Short problem
Output the data exactly, with every line intact.
* Start *
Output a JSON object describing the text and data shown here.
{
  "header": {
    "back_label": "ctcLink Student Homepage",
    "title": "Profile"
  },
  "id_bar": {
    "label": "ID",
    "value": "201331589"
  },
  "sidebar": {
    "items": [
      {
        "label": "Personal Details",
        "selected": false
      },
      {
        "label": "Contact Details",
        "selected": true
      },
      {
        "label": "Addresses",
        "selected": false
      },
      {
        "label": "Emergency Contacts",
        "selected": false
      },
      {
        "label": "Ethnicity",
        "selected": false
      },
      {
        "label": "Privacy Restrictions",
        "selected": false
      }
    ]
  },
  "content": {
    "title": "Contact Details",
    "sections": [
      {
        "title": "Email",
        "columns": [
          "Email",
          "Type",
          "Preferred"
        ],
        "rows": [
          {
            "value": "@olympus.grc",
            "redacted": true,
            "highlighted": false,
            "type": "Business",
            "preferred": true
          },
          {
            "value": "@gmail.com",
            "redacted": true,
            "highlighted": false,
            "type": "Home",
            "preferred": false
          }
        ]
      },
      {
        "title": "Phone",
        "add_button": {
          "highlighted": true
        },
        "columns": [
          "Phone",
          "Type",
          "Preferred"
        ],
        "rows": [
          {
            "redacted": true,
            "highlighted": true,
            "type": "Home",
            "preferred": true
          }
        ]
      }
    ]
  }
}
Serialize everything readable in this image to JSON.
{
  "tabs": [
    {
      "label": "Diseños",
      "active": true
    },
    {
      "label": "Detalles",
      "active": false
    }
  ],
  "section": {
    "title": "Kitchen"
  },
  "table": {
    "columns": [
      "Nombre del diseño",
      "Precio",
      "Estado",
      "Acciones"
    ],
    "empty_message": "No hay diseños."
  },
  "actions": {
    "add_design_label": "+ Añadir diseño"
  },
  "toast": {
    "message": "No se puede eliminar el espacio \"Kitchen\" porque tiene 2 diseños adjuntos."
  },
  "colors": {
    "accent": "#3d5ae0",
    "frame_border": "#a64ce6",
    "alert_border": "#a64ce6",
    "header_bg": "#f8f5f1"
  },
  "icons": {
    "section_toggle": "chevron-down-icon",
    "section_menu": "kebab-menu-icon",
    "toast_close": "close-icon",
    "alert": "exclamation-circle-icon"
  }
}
* End *
Expected output
Output a JSON object describing the text and data shown here.
{
  "header": {
    "back_label": "ctcLink Student Homepage",
    "title": "Profile"
  },
  "id_bar": {
    "label": "ID",
    "value": "201331589"
  },
  "sidebar": {
    "items": [
      {
        "label": "Personal Details",
        "selected": false
      },
      {
        "label": "Contact Details",
        "selected": true
      },
      {
        "label": "Addresses",
        "selected": false
      },
      {
        "label": "Emergency Contacts",
        "selected": false
      },
      {
        "label": "Ethnicity",
        "selected": false
      },
      {
        "label": "Privacy Restrictions",
        "selected": false
      }
    ]
  },
  "content": {
    "title": "Contact Details",
    "sections": [
      {
        "title": "Email",
        "columns": [
          "Email",
          "Type",
          "Preferred"
        ],
        "rows": [
          {
            "value": "@olympus.grc",
            "redacted": true,
            "highlighted": false,
            "type": "Business",
            "preferred": true
          },
          {
            "value": "@gmail.com",
            "redacted": true,
            "highlighted": false,
            "type": "Home",
            "preferred": false
          }
        ]
      },
      {
        "title": "Phone",
        "add_button": {
          "highlighted": true
        },
        "columns": [
          "Phone",
          "Type",
          "Preferred"
        ],
        "rows": [
          {
            "redacted": true,
            "highlighted": true,
            "type": "Home",
            "preferred": true
          }
        ]
      }
    ]
  }
}
Serialize everything readable in this image to JSON.
{
  "tabs": [
    {
      "label": "Diseños",
      "active": true
    },
    {
      "label": "Detalles",
      "active": false
    }
  ],
  "section": {
    "title": "Kitchen"
  },
  "table": {
    "columns": [
      "Nombre del diseño",
      "Precio",
      "Estado",
      "Acciones"
    ],
    "empty_message": "No hay diseños."
  },
  "actions": {
    "add_design_label": "+ Añadir diseño"
  },
  "toast": {
    "message": "No se puede eliminar el espacio \"Kitchen\" porque tiene 2 diseños adjuntos."
  },
  "colors": {
    "accent": "#3d5ae0",
    "frame_border": "#a64ce6",
    "alert_border": "#a64ce6",
    "header_bg": "#f8f5f1"
  },
  "icons": {
    "section_toggle": "chevron-down-icon",
    "section_menu": "kebab-menu-icon",
    "toast_close": "close-icon",
    "alert": "exclamation-circle-icon"
  }
}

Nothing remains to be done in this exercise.